#### Entries

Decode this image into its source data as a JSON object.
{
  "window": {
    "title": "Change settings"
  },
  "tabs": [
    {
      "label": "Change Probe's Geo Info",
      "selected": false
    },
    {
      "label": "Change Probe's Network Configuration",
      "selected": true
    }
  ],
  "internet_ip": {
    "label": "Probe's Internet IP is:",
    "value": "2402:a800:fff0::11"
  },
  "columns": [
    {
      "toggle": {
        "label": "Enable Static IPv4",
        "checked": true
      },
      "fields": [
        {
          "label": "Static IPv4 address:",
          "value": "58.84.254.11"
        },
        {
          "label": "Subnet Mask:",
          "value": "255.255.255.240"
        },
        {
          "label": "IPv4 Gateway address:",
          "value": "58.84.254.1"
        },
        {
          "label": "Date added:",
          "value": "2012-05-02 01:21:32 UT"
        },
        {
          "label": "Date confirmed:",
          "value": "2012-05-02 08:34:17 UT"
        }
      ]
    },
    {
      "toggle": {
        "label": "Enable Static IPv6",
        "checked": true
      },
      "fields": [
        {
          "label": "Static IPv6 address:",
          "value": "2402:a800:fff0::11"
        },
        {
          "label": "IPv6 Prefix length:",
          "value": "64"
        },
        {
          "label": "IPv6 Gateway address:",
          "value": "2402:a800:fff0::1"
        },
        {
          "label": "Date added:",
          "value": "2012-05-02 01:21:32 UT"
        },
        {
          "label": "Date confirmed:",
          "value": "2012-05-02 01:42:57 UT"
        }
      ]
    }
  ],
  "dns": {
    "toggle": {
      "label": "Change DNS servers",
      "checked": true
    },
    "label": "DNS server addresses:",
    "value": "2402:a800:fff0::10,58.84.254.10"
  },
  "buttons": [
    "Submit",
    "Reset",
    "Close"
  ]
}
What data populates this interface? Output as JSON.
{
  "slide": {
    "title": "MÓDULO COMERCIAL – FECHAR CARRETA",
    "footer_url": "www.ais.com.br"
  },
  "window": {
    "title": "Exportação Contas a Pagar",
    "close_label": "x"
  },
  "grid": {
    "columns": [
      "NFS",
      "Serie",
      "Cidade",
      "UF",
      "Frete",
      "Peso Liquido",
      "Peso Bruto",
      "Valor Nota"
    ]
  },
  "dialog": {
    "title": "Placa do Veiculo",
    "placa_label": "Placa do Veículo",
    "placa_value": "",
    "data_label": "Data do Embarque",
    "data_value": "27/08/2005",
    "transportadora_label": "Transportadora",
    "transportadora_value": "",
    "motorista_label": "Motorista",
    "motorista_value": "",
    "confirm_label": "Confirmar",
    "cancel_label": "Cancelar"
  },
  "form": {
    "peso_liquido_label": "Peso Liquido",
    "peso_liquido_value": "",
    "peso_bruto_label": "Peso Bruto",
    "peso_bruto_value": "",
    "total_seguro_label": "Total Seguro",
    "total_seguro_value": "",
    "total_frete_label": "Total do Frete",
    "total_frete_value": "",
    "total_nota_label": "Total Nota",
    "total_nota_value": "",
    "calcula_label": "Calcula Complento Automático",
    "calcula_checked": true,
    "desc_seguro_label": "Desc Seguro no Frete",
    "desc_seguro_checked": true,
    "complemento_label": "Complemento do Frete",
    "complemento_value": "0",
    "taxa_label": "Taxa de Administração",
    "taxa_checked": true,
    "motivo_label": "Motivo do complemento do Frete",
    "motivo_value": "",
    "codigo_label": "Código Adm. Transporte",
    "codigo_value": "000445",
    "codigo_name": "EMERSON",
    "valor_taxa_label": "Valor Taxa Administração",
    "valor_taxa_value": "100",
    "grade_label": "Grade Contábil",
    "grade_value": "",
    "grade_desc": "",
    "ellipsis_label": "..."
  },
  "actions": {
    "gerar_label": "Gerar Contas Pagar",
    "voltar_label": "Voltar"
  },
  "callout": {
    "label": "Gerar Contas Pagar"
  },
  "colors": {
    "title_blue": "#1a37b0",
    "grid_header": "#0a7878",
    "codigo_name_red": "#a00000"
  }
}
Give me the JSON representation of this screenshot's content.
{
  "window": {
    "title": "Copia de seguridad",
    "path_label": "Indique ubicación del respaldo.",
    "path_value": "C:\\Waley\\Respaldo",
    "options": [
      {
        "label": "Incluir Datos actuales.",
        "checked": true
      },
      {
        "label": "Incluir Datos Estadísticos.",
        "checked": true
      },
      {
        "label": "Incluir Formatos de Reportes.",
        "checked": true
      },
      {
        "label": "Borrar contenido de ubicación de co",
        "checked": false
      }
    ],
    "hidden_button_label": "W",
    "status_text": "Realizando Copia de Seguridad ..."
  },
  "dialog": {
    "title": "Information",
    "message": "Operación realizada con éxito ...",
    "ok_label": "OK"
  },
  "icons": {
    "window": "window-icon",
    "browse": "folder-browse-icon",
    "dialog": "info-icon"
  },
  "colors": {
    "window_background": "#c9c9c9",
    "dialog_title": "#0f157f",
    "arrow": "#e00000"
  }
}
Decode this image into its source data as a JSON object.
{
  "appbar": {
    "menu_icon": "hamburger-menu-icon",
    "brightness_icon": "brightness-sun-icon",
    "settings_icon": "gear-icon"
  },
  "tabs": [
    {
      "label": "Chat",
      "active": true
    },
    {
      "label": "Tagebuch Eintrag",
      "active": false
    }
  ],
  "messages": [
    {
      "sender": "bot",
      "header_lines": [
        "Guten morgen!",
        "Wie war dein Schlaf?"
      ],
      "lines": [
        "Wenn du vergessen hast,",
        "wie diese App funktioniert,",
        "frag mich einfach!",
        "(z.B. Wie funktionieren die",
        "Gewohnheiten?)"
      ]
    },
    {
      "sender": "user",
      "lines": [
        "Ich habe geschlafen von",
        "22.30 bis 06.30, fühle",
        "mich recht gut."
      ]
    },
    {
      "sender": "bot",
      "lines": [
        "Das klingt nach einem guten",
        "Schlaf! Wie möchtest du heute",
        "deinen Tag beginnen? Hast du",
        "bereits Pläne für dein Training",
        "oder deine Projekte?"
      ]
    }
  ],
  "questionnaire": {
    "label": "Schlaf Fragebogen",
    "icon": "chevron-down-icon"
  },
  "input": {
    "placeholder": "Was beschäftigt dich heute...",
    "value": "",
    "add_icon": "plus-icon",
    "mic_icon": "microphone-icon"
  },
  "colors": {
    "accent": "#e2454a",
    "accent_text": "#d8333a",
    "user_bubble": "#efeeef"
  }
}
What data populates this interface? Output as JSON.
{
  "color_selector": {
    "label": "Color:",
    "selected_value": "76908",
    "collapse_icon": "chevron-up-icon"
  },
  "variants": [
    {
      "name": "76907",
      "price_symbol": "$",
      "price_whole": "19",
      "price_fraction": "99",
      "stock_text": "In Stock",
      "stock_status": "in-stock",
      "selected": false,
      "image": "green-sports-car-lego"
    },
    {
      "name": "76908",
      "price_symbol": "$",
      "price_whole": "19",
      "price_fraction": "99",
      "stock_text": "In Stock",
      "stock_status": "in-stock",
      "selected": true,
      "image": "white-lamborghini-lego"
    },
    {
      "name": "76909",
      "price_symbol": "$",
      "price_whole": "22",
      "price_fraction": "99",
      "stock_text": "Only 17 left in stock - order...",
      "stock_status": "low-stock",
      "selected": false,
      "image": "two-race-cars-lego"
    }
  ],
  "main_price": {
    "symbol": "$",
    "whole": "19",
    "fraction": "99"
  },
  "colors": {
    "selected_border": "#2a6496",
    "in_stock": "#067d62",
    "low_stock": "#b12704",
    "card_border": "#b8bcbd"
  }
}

########

**Task to carry out**
Repeat the data in its entirety, character for character.

**Output for this exercise**
Decode this image into its source data as a JSON object.
{
  "window": {
    "title": "Change settings"
  },
  "tabs": [
    {
      "label": "Change Probe's Geo Info",
      "selected": false
    },
    {
      "label": "Change Probe's Network Configuration",
      "selected": true
    }
  ],
  "internet_ip": {
    "label": "Probe's Internet IP is:",
    "value": "2402:a800:fff0::11"
  },
  "columns": [
    {
      "toggle": {
        "label": "Enable Static IPv4",
        "checked": true
      },
      "fields": [
        {
          "label": "Static IPv4 address:",
          "value": "58.84.254.11"
        },
        {
          "label": "Subnet Mask:",
          "value": "255.255.255.240"
        },
        {
          "label": "IPv4 Gateway address:",
          "value": "58.84.254.1"
        },
        {
          "label": "Date added:",
          "value": "2012-05-02 01:21:32 UT"
        },
        {
          "label": "Date confirmed:",
          "value": "2012-05-02 08:34:17 UT"
        }
      ]
    },
    {
      "toggle": {
        "label": "Enable Static IPv6",
        "checked": true
      },
      "fields": [
        {
          "label": "Static IPv6 address:",
          "value": "2402:a800:fff0::11"
        },
        {
          "label": "IPv6 Prefix length:",
          "value": "64"
        },
        {
          "label": "IPv6 Gateway address:",
          "value": "2402:a800:fff0::1"
        },
        {
          "label": "Date added:",
          "value": "2012-05-02 01:21:32 UT"
        },
        {
          "label": "Date confirmed:",
          "value": "2012-05-02 01:42:57 UT"
        }
      ]
    }
  ],
  "dns": {
    "toggle": {
      "label": "Change DNS servers",
      "checked": true
    },
    "label": "DNS server addresses:",
    "value": "2402:a800:fff0::10,58.84.254.10"
  },
  "buttons": [
    "Submit",
    "Reset",
    "Close"
  ]
}
What data populates this interface? Output as JSON.
{
  "slide": {
    "title": "MÓDULO COMERCIAL – FECHAR CARRETA",
    "footer_url": "www.ais.com.br"
  },
  "window": {
    "title": "Exportação Contas a Pagar",
    "close_label": "x"
  },
  "grid": {
    "columns": [
      "NFS",
      "Serie",
      "Cidade",
      "UF",
      "Frete",
      "Peso Liquido",
      "Peso Bruto",
      "Valor Nota"
    ]
  },
  "dialog": {
    "title": "Placa do Veiculo",
    "placa_label": "Placa do Veículo",
    "placa_value": "",
    "data_label": "Data do Embarque",
    "data_value": "27/08/2005",
    "transportadora_label": "Transportadora",
    "transportadora_value": "",
    "motorista_label": "Motorista",
    "motorista_value": "",
    "confirm_label": "Confirmar",
    "cancel_label": "Cancelar"
  },
  "form": {
    "peso_liquido_label": "Peso Liquido",
    "peso_liquido_value": "",
    "peso_bruto_label": "Peso Bruto",
    "peso_bruto_value": "",
    "total_seguro_label": "Total Seguro",
    "total_seguro_value": "",
    "total_frete_label": "Total do Frete",
    "total_frete_value": "",
    "total_nota_label": "Total Nota",
    "total_nota_value": "",
    "calcula_label": "Calcula Complento Automático",
    "calcula_checked": true,
    "desc_seguro_label": "Desc Seguro no Frete",
    "desc_seguro_checked": true,
    "complemento_label": "Complemento do Frete",
    "complemento_value": "0",
    "taxa_label": "Taxa de Administração",
    "taxa_checked": true,
    "motivo_label": "Motivo do complemento do Frete",
    "motivo_value": "",
    "codigo_label": "Código Adm. Transporte",
    "codigo_value": "000445",
    "codigo_name": "EMERSON",
    "valor_taxa_label": "Valor Taxa Administração",
    "valor_taxa_value": "100",
    "grade_label": "Grade Contábil",
    "grade_value": "",
    "grade_desc": "",
    "ellipsis_label": "..."
  },
  "actions": {
    "gerar_label": "Gerar Contas Pagar",
    "voltar_label": "Voltar"
  },
  "callout": {
    "label": "Gerar Contas Pagar"
  },
  "colors": {
    "title_blue": "#1a37b0",
    "grid_header": "#0a7878",
    "codigo_name_red": "#a00000"
  }
}
Give me the JSON representation of this screenshot's content.
{
  "window": {
    "title": "Copia de seguridad",
    "path_label": "Indique ubicación del respaldo.",
    "path_value": "C:\\Waley\\Respaldo",
    "options": [
      {
        "label": "Incluir Datos actuales.",
        "checked": true
      },
      {
        "label": "Incluir Datos Estadísticos.",
        "checked": true
      },
      {
        "label": "Incluir Formatos de Reportes.",
        "checked": true
      },
      {
        "label": "Borrar contenido de ubicación de co",
        "checked": false
      }
    ],
    "hidden_button_label": "W",
    "status_text": "Realizando Copia de Seguridad ..."
  },
  "dialog": {
    "title": "Information",
    "message": "Operación realizada con éxito ...",
    "ok_label": "OK"
  },
  "icons": {
    "window": "window-icon",
    "browse": "folder-browse-icon",
    "dialog": "info-icon"
  },
  "colors": {
    "window_background": "#c9c9c9",
    "dialog_title": "#0f157f",
    "arrow": "#e00000"
  }
}
Decode this image into its source data as a JSON object.
{
  "appbar": {
    "menu_icon": "hamburger-menu-icon",
    "brightness_icon": "brightness-sun-icon",
    "settings_icon": "gear-icon"
  },
  "tabs": [
    {
      "label": "Chat",
      "active": true
    },
    {
      "label": "Tagebuch Eintrag",
      "active": false
    }
  ],
  "messages": [
    {
      "sender": "bot",
      "header_lines": [
        "Guten morgen!",
        "Wie war dein Schlaf?"
      ],
      "lines": [
        "Wenn du vergessen hast,",
        "wie diese App funktioniert,",
        "frag mich einfach!",
        "(z.B. Wie funktionieren die",
        "Gewohnheiten?)"
      ]
    },
    {
      "sender": "user",
      "lines": [
        "Ich habe geschlafen von",
        "22.30 bis 06.30, fühle",
        "mich recht gut."
      ]
    },
    {
      "sender": "bot",
      "lines": [
        "Das klingt nach einem guten",
        "Schlaf! Wie möchtest du heute",
        "deinen Tag beginnen? Hast du",
        "bereits Pläne für dein Training",
        "oder deine Projekte?"
      ]
    }
  ],
  "questionnaire": {
    "label": "Schlaf Fragebogen",
    "icon": "chevron-down-icon"
  },
  "input": {
    "placeholder": "Was beschäftigt dich heute...",
    "value": "",
    "add_icon": "plus-icon",
    "mic_icon": "microphone-icon"
  },
  "colors": {
    "accent": "#e2454a",
    "accent_text": "#d8333a",
    "user_bubble": "#efeeef"
  }
}
What data populates this interface? Output as JSON.
{
  "color_selector": {
    "label": "Color:",
    "selected_value": "76908",
    "collapse_icon": "chevron-up-icon"
  },
  "variants": [
    {
      "name": "76907",
      "price_symbol": "$",
      "price_whole": "19",
      "price_fraction": "99",
      "stock_text": "In Stock",
      "stock_status": "in-stock",
      "selected": false,
      "image": "green-sports-car-lego"
    },
    {
      "name": "76908",
      "price_symbol": "$",
      "price_whole": "19",
      "price_fraction": "99",
      "stock_text": "In Stock",
      "stock_status": "in-stock",
      "selected": true,
      "image": "white-lamborghini-lego"
    },
    {
      "name": "76909",
      "price_symbol": "$",
      "price_whole": "22",
      "price_fraction": "99",
      "stock_text": "Only 17 left in stock - order...",
      "stock_status": "low-stock",
      "selected": false,
      "image": "two-race-cars-lego"
    }
  ],
  "main_price": {
    "symbol": "$",
    "whole": "19",
    "fraction": "99"
  },
  "colors": {
    "selected_border": "#2a6496",
    "in_stock": "#067d62",
    "low_stock": "#b12704",
    "card_border": "#b8bcbd"
  }
}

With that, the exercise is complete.